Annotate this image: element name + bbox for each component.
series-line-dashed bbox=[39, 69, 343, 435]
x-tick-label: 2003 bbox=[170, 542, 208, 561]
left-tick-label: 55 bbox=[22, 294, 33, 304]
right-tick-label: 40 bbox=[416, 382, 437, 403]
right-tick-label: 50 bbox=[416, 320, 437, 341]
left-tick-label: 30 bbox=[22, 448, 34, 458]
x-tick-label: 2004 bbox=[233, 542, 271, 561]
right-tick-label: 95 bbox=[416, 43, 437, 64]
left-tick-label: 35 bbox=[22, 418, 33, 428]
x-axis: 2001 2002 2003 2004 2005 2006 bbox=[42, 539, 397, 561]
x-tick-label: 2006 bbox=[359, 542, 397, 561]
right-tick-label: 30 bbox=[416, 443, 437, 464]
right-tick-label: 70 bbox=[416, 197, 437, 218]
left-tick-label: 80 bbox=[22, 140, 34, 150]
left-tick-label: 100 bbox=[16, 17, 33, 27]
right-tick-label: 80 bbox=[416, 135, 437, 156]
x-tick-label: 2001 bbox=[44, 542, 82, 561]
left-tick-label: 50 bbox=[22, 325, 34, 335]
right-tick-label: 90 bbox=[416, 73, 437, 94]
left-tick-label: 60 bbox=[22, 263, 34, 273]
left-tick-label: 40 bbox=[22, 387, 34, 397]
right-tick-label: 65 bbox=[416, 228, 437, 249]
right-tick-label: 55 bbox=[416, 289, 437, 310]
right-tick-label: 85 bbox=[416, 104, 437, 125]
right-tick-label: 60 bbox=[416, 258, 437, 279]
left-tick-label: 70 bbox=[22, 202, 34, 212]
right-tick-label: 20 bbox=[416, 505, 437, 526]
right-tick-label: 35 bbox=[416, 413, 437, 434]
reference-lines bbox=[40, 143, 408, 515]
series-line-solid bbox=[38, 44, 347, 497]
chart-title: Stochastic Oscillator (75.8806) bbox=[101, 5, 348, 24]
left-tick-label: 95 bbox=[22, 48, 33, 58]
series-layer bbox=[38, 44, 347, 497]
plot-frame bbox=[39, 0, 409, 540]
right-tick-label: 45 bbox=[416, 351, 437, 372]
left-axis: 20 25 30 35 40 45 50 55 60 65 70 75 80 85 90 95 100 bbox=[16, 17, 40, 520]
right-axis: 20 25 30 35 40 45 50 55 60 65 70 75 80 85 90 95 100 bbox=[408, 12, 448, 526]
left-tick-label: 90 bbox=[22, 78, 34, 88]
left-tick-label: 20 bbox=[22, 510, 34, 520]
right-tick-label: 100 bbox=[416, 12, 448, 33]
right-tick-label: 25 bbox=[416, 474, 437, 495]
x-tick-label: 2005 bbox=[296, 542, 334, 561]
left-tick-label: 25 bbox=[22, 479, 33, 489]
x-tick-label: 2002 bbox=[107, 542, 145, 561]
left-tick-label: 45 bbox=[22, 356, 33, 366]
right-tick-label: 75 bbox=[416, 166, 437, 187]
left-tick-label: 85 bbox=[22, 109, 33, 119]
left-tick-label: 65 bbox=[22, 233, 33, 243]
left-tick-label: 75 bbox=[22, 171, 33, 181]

| TASK DIRECTIONS |
Copy the lines above without changes, starting with the first line and ending with the line containing "left-tick-label: 30 bbox=[22, 448, 34, 458]".

| OUTPUT BELOW |
Annotate this image: element name + bbox for each component.
series-line-dashed bbox=[39, 69, 343, 435]
x-tick-label: 2003 bbox=[170, 542, 208, 561]
left-tick-label: 55 bbox=[22, 294, 33, 304]
right-tick-label: 40 bbox=[416, 382, 437, 403]
right-tick-label: 50 bbox=[416, 320, 437, 341]
left-tick-label: 30 bbox=[22, 448, 34, 458]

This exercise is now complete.